DATA IN THIS EXERCISE =
────────
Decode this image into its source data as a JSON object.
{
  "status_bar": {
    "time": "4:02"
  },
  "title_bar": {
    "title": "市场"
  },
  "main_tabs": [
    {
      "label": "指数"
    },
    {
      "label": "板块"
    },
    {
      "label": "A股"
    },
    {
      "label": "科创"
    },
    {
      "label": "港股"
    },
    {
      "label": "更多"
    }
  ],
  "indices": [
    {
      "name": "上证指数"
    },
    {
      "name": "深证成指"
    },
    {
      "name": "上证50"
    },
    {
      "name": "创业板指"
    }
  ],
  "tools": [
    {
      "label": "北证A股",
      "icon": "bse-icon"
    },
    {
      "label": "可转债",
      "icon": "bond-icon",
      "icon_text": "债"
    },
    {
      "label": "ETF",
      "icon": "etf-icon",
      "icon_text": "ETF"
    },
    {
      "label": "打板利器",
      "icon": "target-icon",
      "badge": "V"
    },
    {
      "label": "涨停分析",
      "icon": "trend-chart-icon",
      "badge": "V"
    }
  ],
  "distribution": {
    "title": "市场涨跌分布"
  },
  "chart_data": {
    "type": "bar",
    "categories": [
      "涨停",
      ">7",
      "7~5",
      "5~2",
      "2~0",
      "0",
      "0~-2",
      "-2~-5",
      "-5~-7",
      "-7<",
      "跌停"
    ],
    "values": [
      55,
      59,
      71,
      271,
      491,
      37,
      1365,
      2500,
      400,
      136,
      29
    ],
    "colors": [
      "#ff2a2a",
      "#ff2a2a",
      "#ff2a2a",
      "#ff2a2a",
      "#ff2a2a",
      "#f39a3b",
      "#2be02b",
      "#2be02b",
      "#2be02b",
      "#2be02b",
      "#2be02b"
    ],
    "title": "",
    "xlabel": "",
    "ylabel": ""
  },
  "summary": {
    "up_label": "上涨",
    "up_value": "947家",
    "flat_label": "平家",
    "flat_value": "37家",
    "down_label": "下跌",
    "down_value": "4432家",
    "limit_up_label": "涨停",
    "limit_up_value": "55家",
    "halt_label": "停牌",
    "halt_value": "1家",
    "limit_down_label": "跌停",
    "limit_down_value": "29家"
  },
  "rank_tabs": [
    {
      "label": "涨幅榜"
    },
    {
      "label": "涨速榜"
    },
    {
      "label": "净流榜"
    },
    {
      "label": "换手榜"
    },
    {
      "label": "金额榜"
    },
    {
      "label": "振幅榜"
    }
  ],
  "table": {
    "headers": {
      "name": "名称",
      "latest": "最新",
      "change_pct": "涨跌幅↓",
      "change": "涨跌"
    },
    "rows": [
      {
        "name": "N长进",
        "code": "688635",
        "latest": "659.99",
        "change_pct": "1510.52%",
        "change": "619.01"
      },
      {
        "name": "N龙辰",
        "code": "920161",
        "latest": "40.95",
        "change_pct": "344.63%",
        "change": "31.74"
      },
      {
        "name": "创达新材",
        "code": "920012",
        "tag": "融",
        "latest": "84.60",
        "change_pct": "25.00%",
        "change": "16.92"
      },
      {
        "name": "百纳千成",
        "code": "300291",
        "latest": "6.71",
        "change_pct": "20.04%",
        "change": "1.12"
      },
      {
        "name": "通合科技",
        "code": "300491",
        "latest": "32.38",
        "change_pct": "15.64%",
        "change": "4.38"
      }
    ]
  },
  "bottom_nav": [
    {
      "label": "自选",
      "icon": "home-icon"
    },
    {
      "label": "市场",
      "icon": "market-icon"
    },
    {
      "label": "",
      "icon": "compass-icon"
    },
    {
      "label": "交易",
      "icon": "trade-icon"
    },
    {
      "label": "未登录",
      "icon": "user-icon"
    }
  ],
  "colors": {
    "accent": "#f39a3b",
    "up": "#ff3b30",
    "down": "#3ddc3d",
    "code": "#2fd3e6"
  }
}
────────
WRITTEN PROBLEM = Output each record precisely as given.

RESULT FOR THIS EXERCISE =
Decode this image into its source data as a JSON object.
{
  "status_bar": {
    "time": "4:02"
  },
  "title_bar": {
    "title": "市场"
  },
  "main_tabs": [
    {
      "label": "指数"
    },
    {
      "label": "板块"
    },
    {
      "label": "A股"
    },
    {
      "label": "科创"
    },
    {
      "label": "港股"
    },
    {
      "label": "更多"
    }
  ],
  "indices": [
    {
      "name": "上证指数"
    },
    {
      "name": "深证成指"
    },
    {
      "name": "上证50"
    },
    {
      "name": "创业板指"
    }
  ],
  "tools": [
    {
      "label": "北证A股",
      "icon": "bse-icon"
    },
    {
      "label": "可转债",
      "icon": "bond-icon",
      "icon_text": "债"
    },
    {
      "label": "ETF",
      "icon": "etf-icon",
      "icon_text": "ETF"
    },
    {
      "label": "打板利器",
      "icon": "target-icon",
      "badge": "V"
    },
    {
      "label": "涨停分析",
      "icon": "trend-chart-icon",
      "badge": "V"
    }
  ],
  "distribution": {
    "title": "市场涨跌分布"
  },
  "chart_data": {
    "type": "bar",
    "categories": [
      "涨停",
      ">7",
      "7~5",
      "5~2",
      "2~0",
      "0",
      "0~-2",
      "-2~-5",
      "-5~-7",
      "-7<",
      "跌停"
    ],
    "values": [
      55,
      59,
      71,
      271,
      491,
      37,
      1365,
      2500,
      400,
      136,
      29
    ],
    "colors": [
      "#ff2a2a",
      "#ff2a2a",
      "#ff2a2a",
      "#ff2a2a",
      "#ff2a2a",
      "#f39a3b",
      "#2be02b",
      "#2be02b",
      "#2be02b",
      "#2be02b",
      "#2be02b"
    ],
    "title": "",
    "xlabel": "",
    "ylabel": ""
  },
  "summary": {
    "up_label": "上涨",
    "up_value": "947家",
    "flat_label": "平家",
    "flat_value": "37家",
    "down_label": "下跌",
    "down_value": "4432家",
    "limit_up_label": "涨停",
    "limit_up_value": "55家",
    "halt_label": "停牌",
    "halt_value": "1家",
    "limit_down_label": "跌停",
    "limit_down_value": "29家"
  },
  "rank_tabs": [
    {
      "label": "涨幅榜"
    },
    {
      "label": "涨速榜"
    },
    {
      "label": "净流榜"
    },
    {
      "label": "换手榜"
    },
    {
      "label": "金额榜"
    },
    {
      "label": "振幅榜"
    }
  ],
  "table": {
    "headers": {
      "name": "名称",
      "latest": "最新",
      "change_pct": "涨跌幅↓",
      "change": "涨跌"
    },
    "rows": [
      {
        "name": "N长进",
        "code": "688635",
        "latest": "659.99",
        "change_pct": "1510.52%",
        "change": "619.01"
      },
      {
        "name": "N龙辰",
        "code": "920161",
        "latest": "40.95",
        "change_pct": "344.63%",
        "change": "31.74"
      },
      {
        "name": "创达新材",
        "code": "920012",
        "tag": "融",
        "latest": "84.60",
        "change_pct": "25.00%",
        "change": "16.92"
      },
      {
        "name": "百纳千成",
        "code": "300291",
        "latest": "6.71",
        "change_pct": "20.04%",
        "change": "1.12"
      },
      {
        "name": "通合科技",
        "code": "300491",
        "latest": "32.38",
        "change_pct": "15.64%",
        "change": "4.38"
      }
    ]
  },
  "bottom_nav": [
    {
      "label": "自选",
      "icon": "home-icon"
    },
    {
      "label": "市场",
      "icon": "market-icon"
    },
    {
      "label": "",
      "icon": "compass-icon"
    },
    {
      "label": "交易",
      "icon": "trade-icon"
    },
    {
      "label": "未登录",
      "icon": "user-icon"
    }
  ],
  "colors": {
    "accent": "#f39a3b",
    "up": "#ff3b30",
    "down": "#3ddc3d",
    "code": "#2fd3e6"
  }
}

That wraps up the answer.